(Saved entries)

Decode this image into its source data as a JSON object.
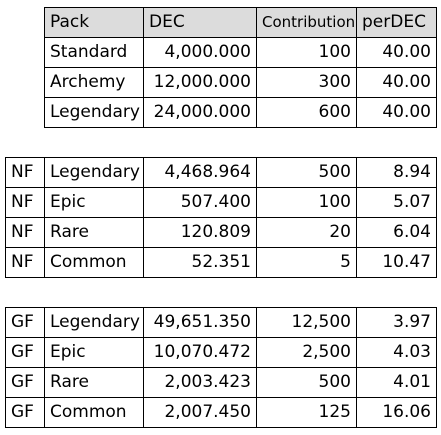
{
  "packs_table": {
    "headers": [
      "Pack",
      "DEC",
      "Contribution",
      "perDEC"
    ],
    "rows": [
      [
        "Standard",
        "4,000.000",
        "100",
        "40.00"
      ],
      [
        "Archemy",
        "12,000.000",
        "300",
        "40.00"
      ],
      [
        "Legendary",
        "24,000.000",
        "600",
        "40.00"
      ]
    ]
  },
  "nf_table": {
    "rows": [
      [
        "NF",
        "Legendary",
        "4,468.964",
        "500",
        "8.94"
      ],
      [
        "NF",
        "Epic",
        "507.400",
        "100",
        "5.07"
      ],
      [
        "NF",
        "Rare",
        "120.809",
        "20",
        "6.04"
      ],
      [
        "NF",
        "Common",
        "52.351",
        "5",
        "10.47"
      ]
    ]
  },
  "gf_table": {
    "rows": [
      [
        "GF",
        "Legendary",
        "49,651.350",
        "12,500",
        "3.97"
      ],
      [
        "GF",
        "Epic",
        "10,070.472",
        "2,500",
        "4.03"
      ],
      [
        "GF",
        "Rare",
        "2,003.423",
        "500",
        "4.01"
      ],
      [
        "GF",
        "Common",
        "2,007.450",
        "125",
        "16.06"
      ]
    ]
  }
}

* _AIM_: Quote the material in full and exactly; do not carry over its pictures.

* _RESPONSE_:
Decode this image into its source data as a JSON object.
{
  "packs_table": {
    "headers": [
      "Pack",
      "DEC",
      "Contribution",
      "perDEC"
    ],
    "rows": [
      [
        "Standard",
        "4,000.000",
        "100",
        "40.00"
      ],
      [
        "Archemy",
        "12,000.000",
        "300",
        "40.00"
      ],
      [
        "Legendary",
        "24,000.000",
        "600",
        "40.00"
      ]
    ]
  },
  "nf_table": {
    "rows": [
      [
        "NF",
        "Legendary",
        "4,468.964",
        "500",
        "8.94"
      ],
      [
        "NF",
        "Epic",
        "507.400",
        "100",
        "5.07"
      ],
      [
        "NF",
        "Rare",
        "120.809",
        "20",
        "6.04"
      ],
      [
        "NF",
        "Common",
        "52.351",
        "5",
        "10.47"
      ]
    ]
  },
  "gf_table": {
    "rows": [
      [
        "GF",
        "Legendary",
        "49,651.350",
        "12,500",
        "3.97"
      ],
      [
        "GF",
        "Epic",
        "10,070.472",
        "2,500",
        "4.03"
      ],
      [
        "GF",
        "Rare",
        "2,003.423",
        "500",
        "4.01"
      ],
      [
        "GF",
        "Common",
        "2,007.450",
        "125",
        "16.06"
      ]
    ]
  }
}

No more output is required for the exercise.